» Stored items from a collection
▼

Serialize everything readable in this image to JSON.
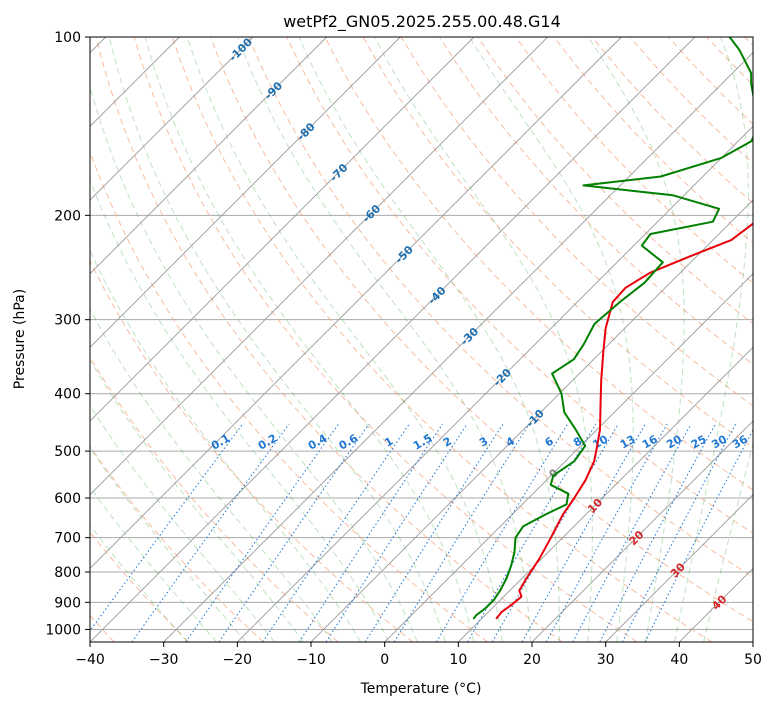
{
  "chart_data": {
    "type": "line",
    "subtype": "skew-t log-p diagram",
    "title": "wetPf2_GN05.2025.255.00.48.G14",
    "xlabel": "Temperature (°C)",
    "ylabel": "Pressure (hPa)",
    "xlim": [
      -40,
      50
    ],
    "ylim": [
      1050,
      100
    ],
    "x_ticks": [
      -40,
      -30,
      -20,
      -10,
      0,
      10,
      20,
      30,
      40,
      50
    ],
    "x_tick_labels": [
      "−40",
      "−30",
      "−20",
      "−10",
      "0",
      "10",
      "20",
      "30",
      "40",
      "50"
    ],
    "y_ticks": [
      1000,
      900,
      800,
      700,
      600,
      500,
      400,
      300,
      200,
      100
    ],
    "y_tick_labels": [
      "1000",
      "900",
      "800",
      "700",
      "600",
      "500",
      "400",
      "300",
      "200",
      "100"
    ],
    "grid": true,
    "colors": {
      "temperature": "#e8000b",
      "dewpoint": "#008000",
      "isotherm": "#999999",
      "isobar": "#aaaaaa",
      "dry_adiabat": "#f4a582",
      "moist_adiabat": "#2ca02c",
      "mixing_ratio": "#1f77d4",
      "isotherm_label_neg": "#1f6fb0",
      "isotherm_label_pos": "#d62728",
      "isotherm_label_zero": "#808080"
    },
    "series": [
      {
        "name": "Temperature",
        "points": [
          [
            960,
            12.0
          ],
          [
            935,
            11.8
          ],
          [
            905,
            12.2
          ],
          [
            880,
            12.4
          ],
          [
            860,
            11.3
          ],
          [
            820,
            10.6
          ],
          [
            760,
            9.7
          ],
          [
            700,
            8.4
          ],
          [
            640,
            6.9
          ],
          [
            600,
            6.2
          ],
          [
            560,
            5.3
          ],
          [
            520,
            3.9
          ],
          [
            500,
            2.8
          ],
          [
            460,
            0.4
          ],
          [
            420,
            -2.7
          ],
          [
            380,
            -6.1
          ],
          [
            340,
            -9.7
          ],
          [
            310,
            -12.6
          ],
          [
            280,
            -15.2
          ],
          [
            265,
            -15.4
          ],
          [
            250,
            -14.1
          ],
          [
            235,
            -11.0
          ],
          [
            220,
            -7.5
          ],
          [
            205,
            -6.7
          ],
          [
            195,
            -6.2
          ],
          [
            180,
            -4.4
          ],
          [
            165,
            -3.3
          ],
          [
            150,
            -3.0
          ],
          [
            135,
            -2.7
          ],
          [
            120,
            -3.4
          ],
          [
            110,
            -3.9
          ],
          [
            100,
            -4.6
          ]
        ]
      },
      {
        "name": "Dewpoint",
        "points": [
          [
            960,
            8.9
          ],
          [
            945,
            8.8
          ],
          [
            920,
            9.1
          ],
          [
            890,
            9.1
          ],
          [
            860,
            8.7
          ],
          [
            820,
            7.9
          ],
          [
            780,
            6.8
          ],
          [
            740,
            5.4
          ],
          [
            700,
            3.6
          ],
          [
            670,
            3.1
          ],
          [
            640,
            4.5
          ],
          [
            615,
            6.0
          ],
          [
            590,
            4.8
          ],
          [
            570,
            1.2
          ],
          [
            550,
            0.3
          ],
          [
            520,
            1.2
          ],
          [
            490,
            0.6
          ],
          [
            460,
            -2.9
          ],
          [
            430,
            -6.8
          ],
          [
            400,
            -9.7
          ],
          [
            370,
            -13.7
          ],
          [
            350,
            -12.7
          ],
          [
            330,
            -13.4
          ],
          [
            305,
            -14.7
          ],
          [
            280,
            -14.2
          ],
          [
            260,
            -13.5
          ],
          [
            240,
            -13.8
          ],
          [
            225,
            -18.9
          ],
          [
            215,
            -19.3
          ],
          [
            205,
            -12.5
          ],
          [
            195,
            -13.4
          ],
          [
            185,
            -21.5
          ],
          [
            178,
            -35.0
          ],
          [
            172,
            -25.7
          ],
          [
            160,
            -20.0
          ],
          [
            150,
            -18.2
          ],
          [
            140,
            -19.5
          ],
          [
            130,
            -22.7
          ],
          [
            120,
            -26.0
          ],
          [
            115,
            -27.5
          ],
          [
            105,
            -32.3
          ],
          [
            100,
            -35.3
          ]
        ]
      }
    ],
    "isotherm_labels": [
      {
        "t": -100,
        "label": "-100"
      },
      {
        "t": -90,
        "label": "-90"
      },
      {
        "t": -80,
        "label": "-80"
      },
      {
        "t": -70,
        "label": "-70"
      },
      {
        "t": -60,
        "label": "-60"
      },
      {
        "t": -50,
        "label": "-50"
      },
      {
        "t": -40,
        "label": "-40"
      },
      {
        "t": -30,
        "label": "-30"
      },
      {
        "t": -20,
        "label": "-20"
      },
      {
        "t": -10,
        "label": "-10"
      },
      {
        "t": 0,
        "label": "0"
      },
      {
        "t": 10,
        "label": "10"
      },
      {
        "t": 20,
        "label": "20"
      },
      {
        "t": 30,
        "label": "30"
      },
      {
        "t": 40,
        "label": "40"
      }
    ],
    "mixing_ratio_lines": [
      {
        "w": 0.1,
        "label": "0.1"
      },
      {
        "w": 0.2,
        "label": "0.2"
      },
      {
        "w": 0.4,
        "label": "0.4"
      },
      {
        "w": 0.6,
        "label": "0.6"
      },
      {
        "w": 1,
        "label": "1"
      },
      {
        "w": 1.5,
        "label": "1.5"
      },
      {
        "w": 2,
        "label": "2"
      },
      {
        "w": 3,
        "label": "3"
      },
      {
        "w": 4,
        "label": "4"
      },
      {
        "w": 6,
        "label": "6"
      },
      {
        "w": 8,
        "label": "8"
      },
      {
        "w": 10,
        "label": "10"
      },
      {
        "w": 13,
        "label": "13"
      },
      {
        "w": 16,
        "label": "16"
      },
      {
        "w": 20,
        "label": "20"
      },
      {
        "w": 25,
        "label": "25"
      },
      {
        "w": 30,
        "label": "30"
      },
      {
        "w": 36,
        "label": "36"
      }
    ]
  }
}
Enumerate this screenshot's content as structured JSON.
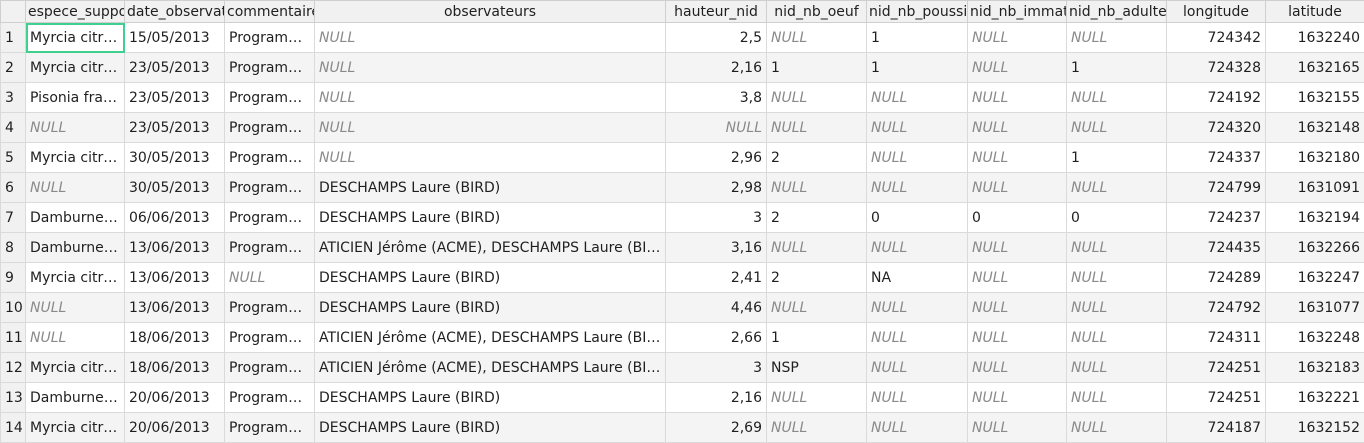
{
  "columns": [
    {
      "label": "espece_support",
      "align": "left"
    },
    {
      "label": "date_observation",
      "align": "left"
    },
    {
      "label": "commentaires",
      "align": "left"
    },
    {
      "label": "observateurs",
      "align": "left"
    },
    {
      "label": "hauteur_nid",
      "align": "right"
    },
    {
      "label": "nid_nb_oeuf",
      "align": "left"
    },
    {
      "label": "nid_nb_poussin",
      "align": "left"
    },
    {
      "label": "nid_nb_immature",
      "align": "left"
    },
    {
      "label": "nid_nb_adulte",
      "align": "left"
    },
    {
      "label": "longitude",
      "align": "right"
    },
    {
      "label": "latitude",
      "align": "right"
    }
  ],
  "null_text": "NULL",
  "selected_cell": {
    "row": 0,
    "col": 0
  },
  "rows": [
    {
      "num": "1",
      "cells": [
        "Myrcia citri…",
        "15/05/2013",
        "Program…",
        null,
        "2,5",
        null,
        "1",
        null,
        null,
        "724342",
        "1632240"
      ]
    },
    {
      "num": "2",
      "cells": [
        "Myrcia citri…",
        "23/05/2013",
        "Program…",
        null,
        "2,16",
        "1",
        "1",
        null,
        "1",
        "724328",
        "1632165"
      ]
    },
    {
      "num": "3",
      "cells": [
        "Pisonia fra…",
        "23/05/2013",
        "Program…",
        null,
        "3,8",
        null,
        null,
        null,
        null,
        "724192",
        "1632155"
      ]
    },
    {
      "num": "4",
      "cells": [
        null,
        "23/05/2013",
        "Program…",
        null,
        null,
        null,
        null,
        null,
        null,
        "724320",
        "1632148"
      ]
    },
    {
      "num": "5",
      "cells": [
        "Myrcia citri…",
        "30/05/2013",
        "Program…",
        null,
        "2,96",
        "2",
        null,
        null,
        "1",
        "724337",
        "1632180"
      ]
    },
    {
      "num": "6",
      "cells": [
        null,
        "30/05/2013",
        "Program…",
        "DESCHAMPS Laure (BIRD)",
        "2,98",
        null,
        null,
        null,
        null,
        "724799",
        "1631091"
      ]
    },
    {
      "num": "7",
      "cells": [
        "Damburne…",
        "06/06/2013",
        "Program…",
        "DESCHAMPS Laure (BIRD)",
        "3",
        "2",
        "0",
        "0",
        "0",
        "724237",
        "1632194"
      ]
    },
    {
      "num": "8",
      "cells": [
        "Damburne…",
        "13/06/2013",
        "Program…",
        "ATICIEN Jérôme (ACME), DESCHAMPS Laure (BI…",
        "3,16",
        null,
        null,
        null,
        null,
        "724435",
        "1632266"
      ]
    },
    {
      "num": "9",
      "cells": [
        "Myrcia citri…",
        "13/06/2013",
        null,
        "DESCHAMPS Laure (BIRD)",
        "2,41",
        "2",
        "NA",
        null,
        null,
        "724289",
        "1632247"
      ]
    },
    {
      "num": "10",
      "cells": [
        null,
        "13/06/2013",
        "Program…",
        "DESCHAMPS Laure (BIRD)",
        "4,46",
        null,
        null,
        null,
        null,
        "724792",
        "1631077"
      ]
    },
    {
      "num": "11",
      "cells": [
        null,
        "18/06/2013",
        "Program…",
        "ATICIEN Jérôme (ACME), DESCHAMPS Laure (BI…",
        "2,66",
        "1",
        null,
        null,
        null,
        "724311",
        "1632248"
      ]
    },
    {
      "num": "12",
      "cells": [
        "Myrcia citri…",
        "18/06/2013",
        "Program…",
        "ATICIEN Jérôme (ACME), DESCHAMPS Laure (BI…",
        "3",
        "NSP",
        null,
        null,
        null,
        "724251",
        "1632183"
      ]
    },
    {
      "num": "13",
      "cells": [
        "Damburne…",
        "20/06/2013",
        "Program…",
        "DESCHAMPS Laure (BIRD)",
        "2,16",
        null,
        null,
        null,
        null,
        "724251",
        "1632221"
      ]
    },
    {
      "num": "14",
      "cells": [
        "Myrcia citri…",
        "20/06/2013",
        "Program…",
        "DESCHAMPS Laure (BIRD)",
        "2,69",
        null,
        null,
        null,
        null,
        "724187",
        "1632152"
      ]
    }
  ]
}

▲

» What is required
Go through the records and gather the lines that hold "this".

» Task solution
Serialize everything readable in this image to JSON.
Enumerate this screenshot's content as structured JSON.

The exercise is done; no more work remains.